**DATASET CONTENT:**
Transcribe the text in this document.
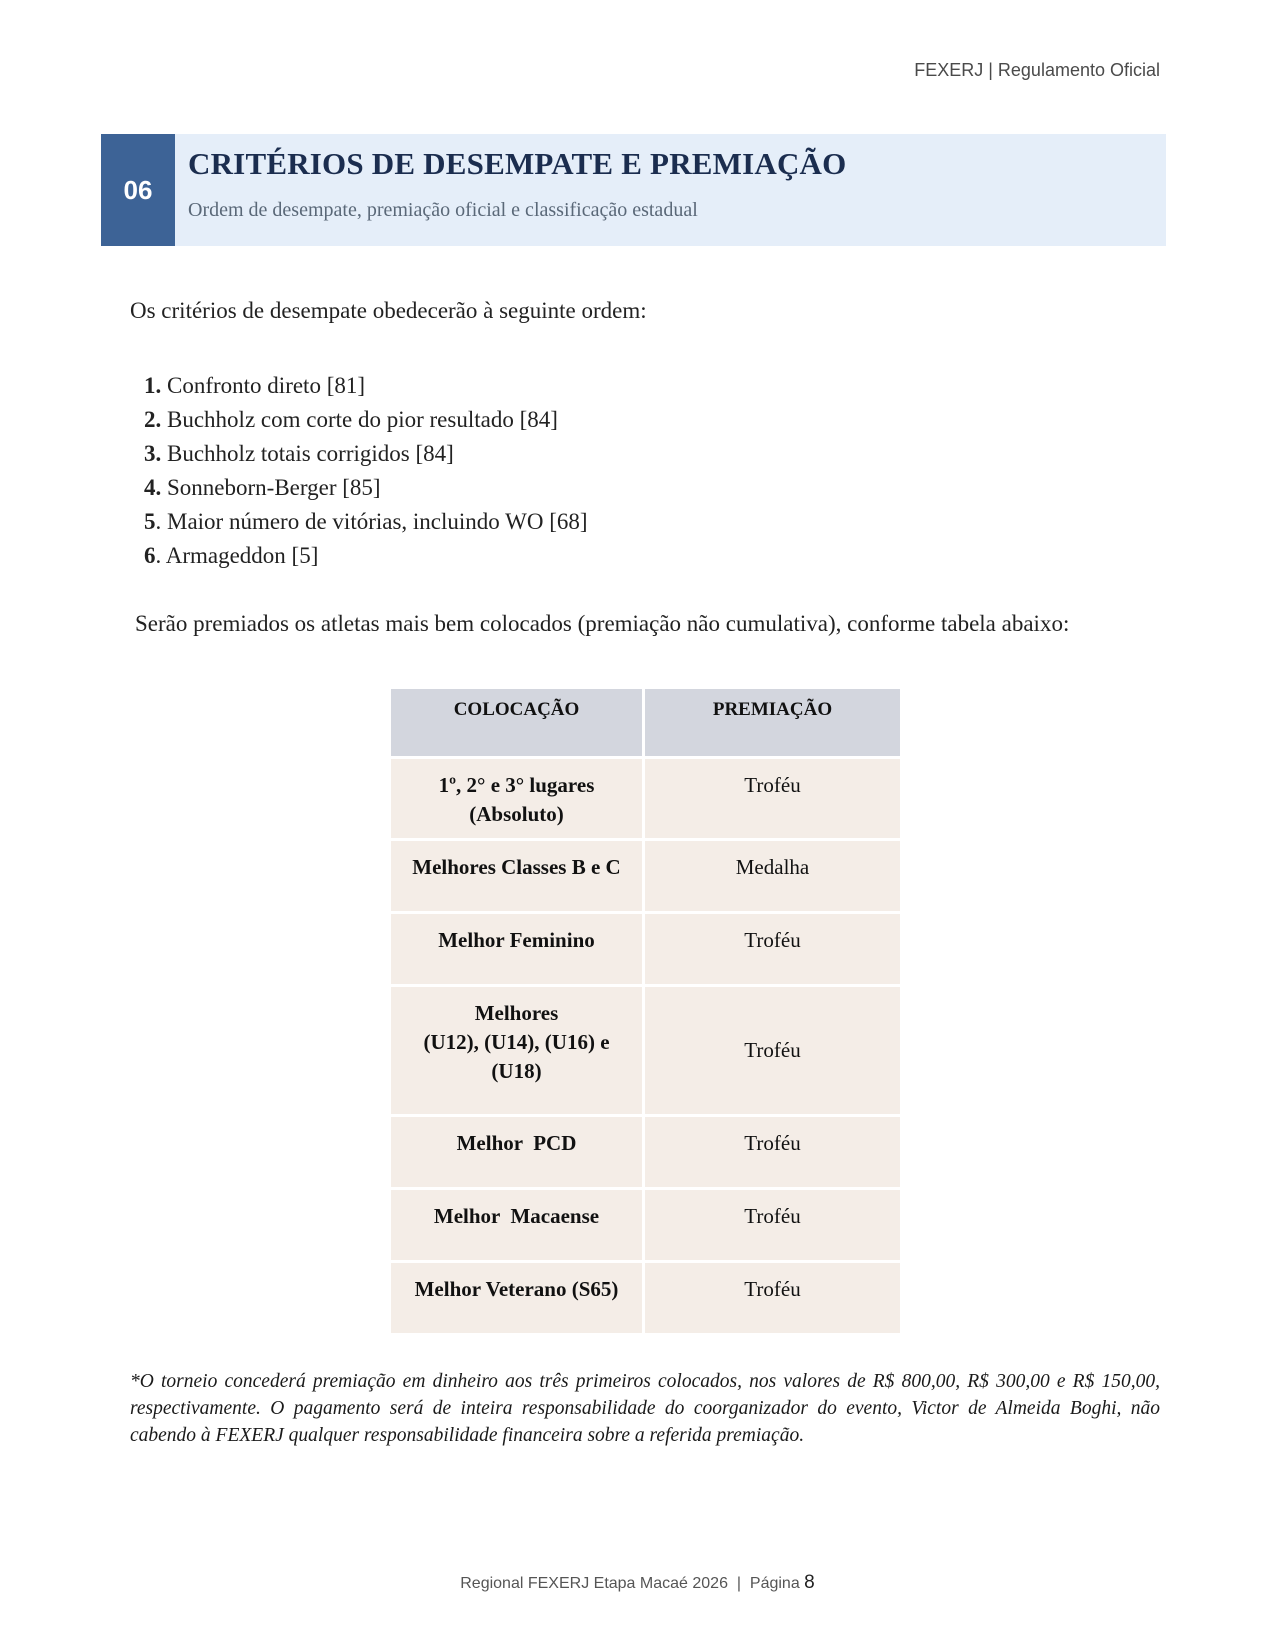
FEXERJ | Regulamento Oficial
06
CRITÉRIOS DE DESEMPATE E PREMIAÇÃO
Ordem de desempate, premiação oficial e classificação estadual

Os critérios de desempate obedecerão à seguinte ordem:

1. Confronto direto [81]
2. Buchholz com corte do pior resultado [84]
3. Buchholz totais corrigidos [84]
4. Sonneborn-Berger [85]
5. Maior número de vitórias, incluindo WO [68]
6. Armageddon [5]

Serão premiados os atletas mais bem colocados (premiação não cumulativa), conforme tabela abaixo:

COLOCAÇÃO	PREMIAÇÃO

1º, 2° e 3° lugares
(Absoluto)	Troféu

Melhores Classes B e C	Medalha

Melhor Feminino	Troféu

Melhores
(U12), (U14), (U16) e
(U18)	Troféu

Melhor  PCD	Troféu

Melhor  Macaense	Troféu

Melhor Veterano (S65)	Troféu

*O torneio concederá premiação em dinheiro aos três primeiros colocados, nos valores de R$ 800,00, R$ 300,00 e R$ 150,00, respectivamente. O pagamento será de inteira responsabilidade do coorganizador do evento, Victor de Almeida Boghi, não cabendo à FEXERJ qualquer responsabilidade financeira sobre a referida premiação.

Regional FEXERJ Etapa Macaé 2026  |  Página 8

**INSTRUCTIONS TO FOLLOW:** Quote the records in their entirety, keeping the wording exact and excluding pictures.

**SOLVED PROBLEM:**
Transcribe the text in this document.
FEXERJ | Regulamento Oficial
06
CRITÉRIOS DE DESEMPATE E PREMIAÇÃO
Ordem de desempate, premiação oficial e classificação estadual

Os critérios de desempate obedecerão à seguinte ordem:

1. Confronto direto [81]
2. Buchholz com corte do pior resultado [84]
3. Buchholz totais corrigidos [84]
4. Sonneborn-Berger [85]
5. Maior número de vitórias, incluindo WO [68]
6. Armageddon [5]

Serão premiados os atletas mais bem colocados (premiação não cumulativa), conforme tabela abaixo:

COLOCAÇÃO	PREMIAÇÃO

1º, 2° e 3° lugares
(Absoluto)	Troféu

Melhores Classes B e C	Medalha

Melhor Feminino	Troféu

Melhores
(U12), (U14), (U16) e
(U18)	Troféu

Melhor  PCD	Troféu

Melhor  Macaense	Troféu

Melhor Veterano (S65)	Troféu

*O torneio concederá premiação em dinheiro aos três primeiros colocados, nos valores de R$ 800,00, R$ 300,00 e R$ 150,00, respectivamente. O pagamento será de inteira responsabilidade do coorganizador do evento, Victor de Almeida Boghi, não cabendo à FEXERJ qualquer responsabilidade financeira sobre a referida premiação.

Regional FEXERJ Etapa Macaé 2026  |  Página 8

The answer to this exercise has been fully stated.